(Saved data entries)
▶
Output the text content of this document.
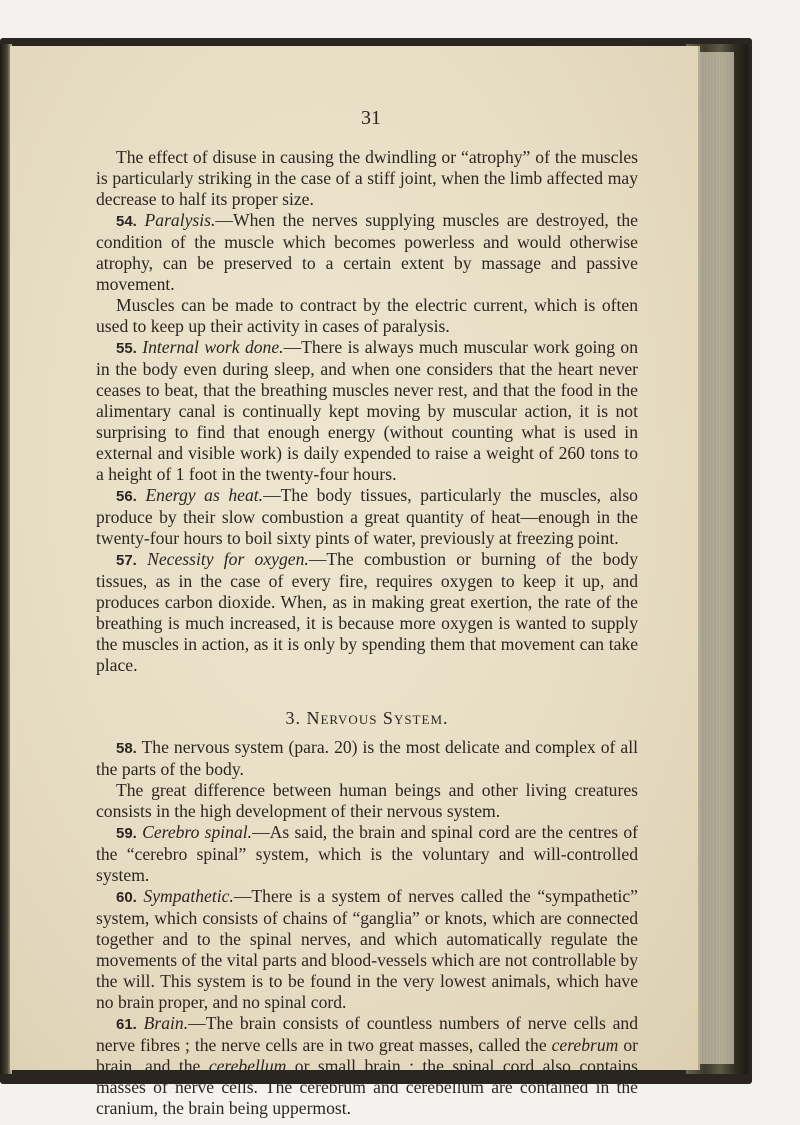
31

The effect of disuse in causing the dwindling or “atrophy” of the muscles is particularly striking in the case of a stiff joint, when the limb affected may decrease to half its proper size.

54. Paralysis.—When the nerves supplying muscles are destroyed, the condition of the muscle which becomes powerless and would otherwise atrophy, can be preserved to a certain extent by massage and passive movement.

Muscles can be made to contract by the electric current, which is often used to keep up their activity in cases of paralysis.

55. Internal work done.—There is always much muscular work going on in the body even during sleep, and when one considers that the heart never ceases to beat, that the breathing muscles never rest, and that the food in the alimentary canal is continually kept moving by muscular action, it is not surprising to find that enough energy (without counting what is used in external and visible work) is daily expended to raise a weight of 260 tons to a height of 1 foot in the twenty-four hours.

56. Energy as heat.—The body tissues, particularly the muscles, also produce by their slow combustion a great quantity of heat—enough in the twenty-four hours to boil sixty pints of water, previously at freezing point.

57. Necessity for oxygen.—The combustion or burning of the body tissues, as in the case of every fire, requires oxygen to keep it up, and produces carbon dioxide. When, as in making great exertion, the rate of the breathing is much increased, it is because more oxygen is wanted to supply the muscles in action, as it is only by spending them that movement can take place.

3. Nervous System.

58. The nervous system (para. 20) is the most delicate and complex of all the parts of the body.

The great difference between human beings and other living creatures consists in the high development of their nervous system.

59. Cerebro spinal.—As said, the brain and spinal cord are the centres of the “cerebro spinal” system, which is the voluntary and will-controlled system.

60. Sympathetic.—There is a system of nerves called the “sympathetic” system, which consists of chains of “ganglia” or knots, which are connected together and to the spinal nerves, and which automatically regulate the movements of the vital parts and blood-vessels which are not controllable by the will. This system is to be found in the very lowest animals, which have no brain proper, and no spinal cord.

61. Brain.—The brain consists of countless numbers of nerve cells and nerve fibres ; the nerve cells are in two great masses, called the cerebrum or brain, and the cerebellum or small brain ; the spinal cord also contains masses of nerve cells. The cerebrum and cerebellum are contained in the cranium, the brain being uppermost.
◀
▶
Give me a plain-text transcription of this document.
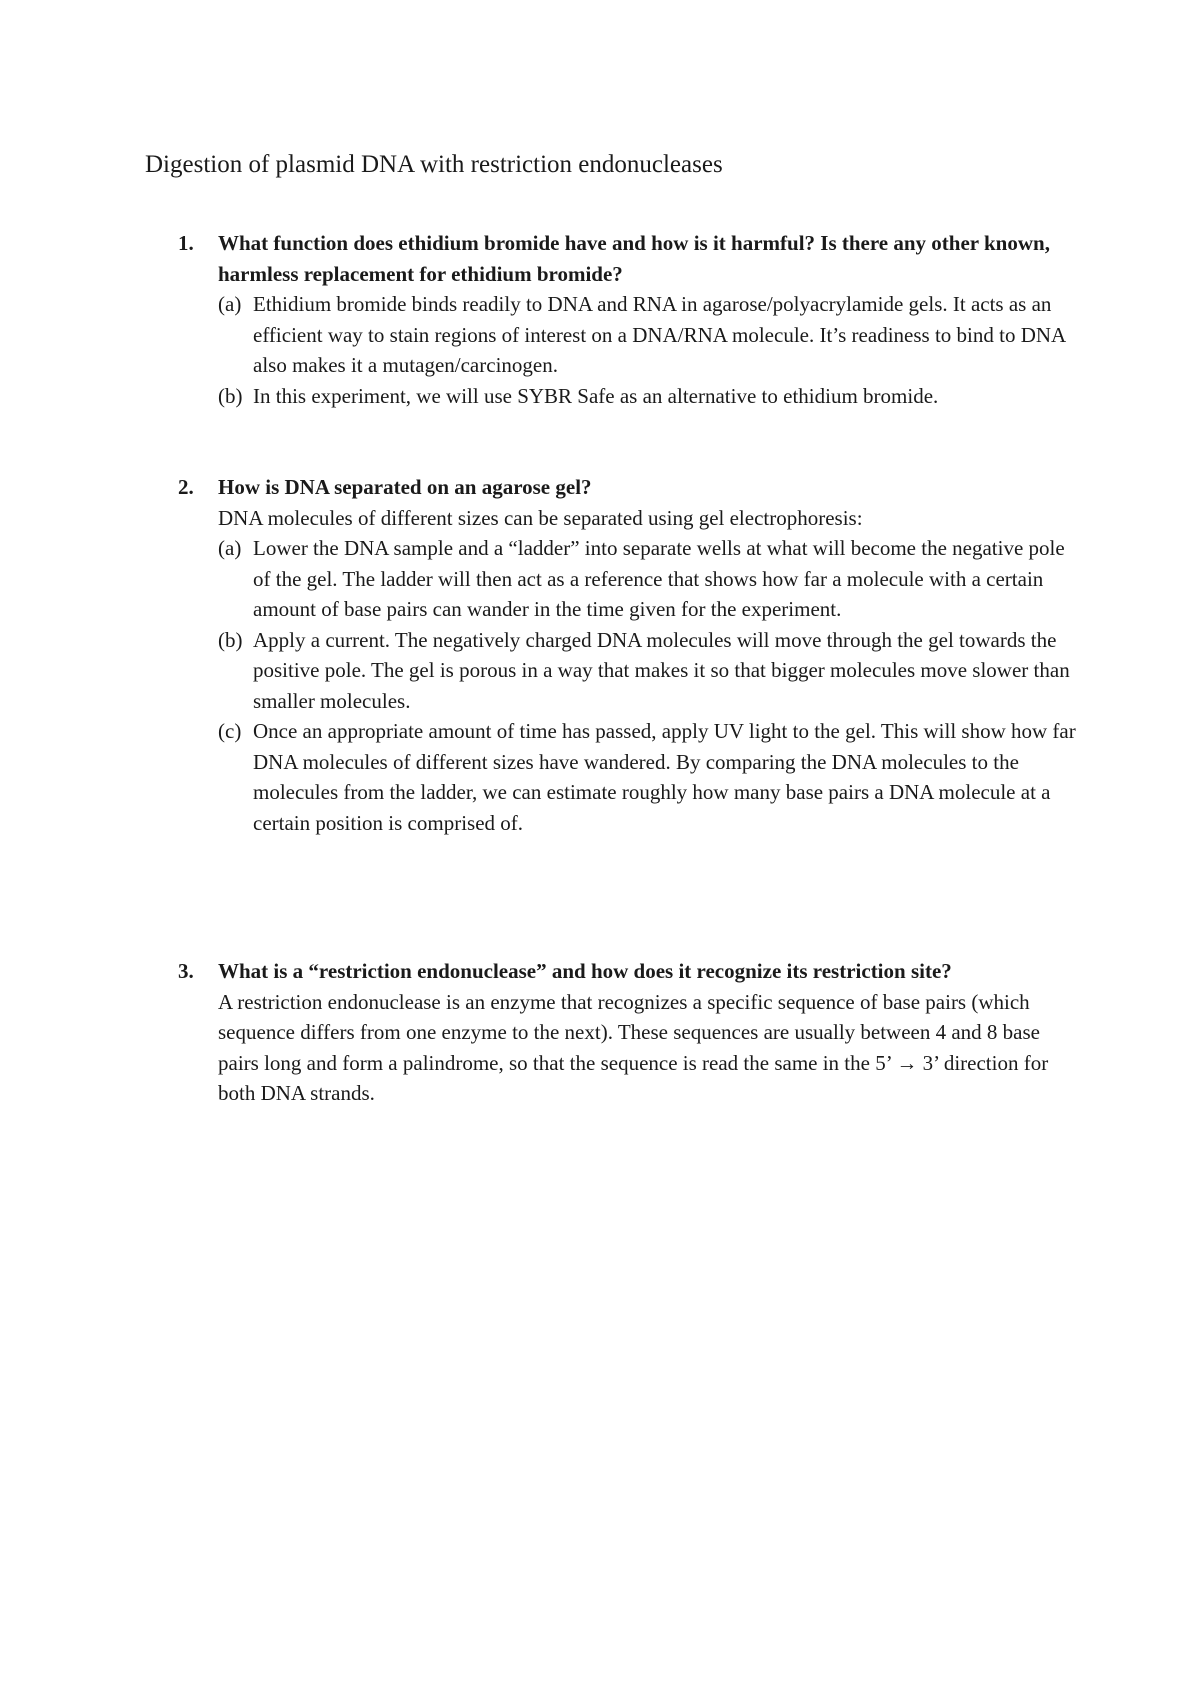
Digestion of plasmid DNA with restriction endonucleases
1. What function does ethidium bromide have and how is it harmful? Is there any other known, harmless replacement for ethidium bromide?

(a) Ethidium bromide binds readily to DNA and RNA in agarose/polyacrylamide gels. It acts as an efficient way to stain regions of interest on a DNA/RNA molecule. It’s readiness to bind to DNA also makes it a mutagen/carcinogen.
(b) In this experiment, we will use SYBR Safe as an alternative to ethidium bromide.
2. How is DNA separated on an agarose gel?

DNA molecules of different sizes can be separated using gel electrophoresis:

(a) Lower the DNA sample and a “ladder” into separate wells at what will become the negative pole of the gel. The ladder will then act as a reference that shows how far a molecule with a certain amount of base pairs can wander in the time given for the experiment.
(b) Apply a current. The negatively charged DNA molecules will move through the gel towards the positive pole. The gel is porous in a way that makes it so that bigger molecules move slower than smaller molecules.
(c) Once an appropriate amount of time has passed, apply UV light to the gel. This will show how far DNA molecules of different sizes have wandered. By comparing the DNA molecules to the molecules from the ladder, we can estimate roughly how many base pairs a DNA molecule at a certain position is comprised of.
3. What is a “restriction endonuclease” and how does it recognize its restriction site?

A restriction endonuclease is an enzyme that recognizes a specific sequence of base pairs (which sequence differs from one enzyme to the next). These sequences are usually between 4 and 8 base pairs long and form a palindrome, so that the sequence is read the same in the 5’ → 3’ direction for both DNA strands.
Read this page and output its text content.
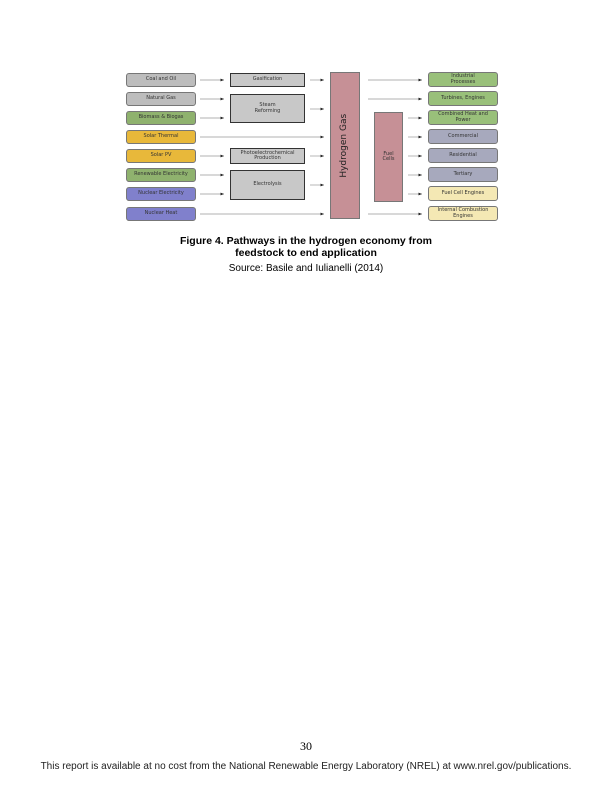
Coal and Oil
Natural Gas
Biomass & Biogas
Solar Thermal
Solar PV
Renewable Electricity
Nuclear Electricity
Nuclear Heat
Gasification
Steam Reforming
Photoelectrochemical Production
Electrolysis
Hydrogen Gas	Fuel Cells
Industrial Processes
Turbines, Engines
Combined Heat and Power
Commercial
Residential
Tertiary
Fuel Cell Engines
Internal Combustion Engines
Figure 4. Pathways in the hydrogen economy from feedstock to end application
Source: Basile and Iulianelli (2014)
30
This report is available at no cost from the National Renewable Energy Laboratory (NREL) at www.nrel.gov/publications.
◀
How many lines in the entries above hold the word "experiment"? Reply with the number by itself.

▶ _Answer to the problem_
2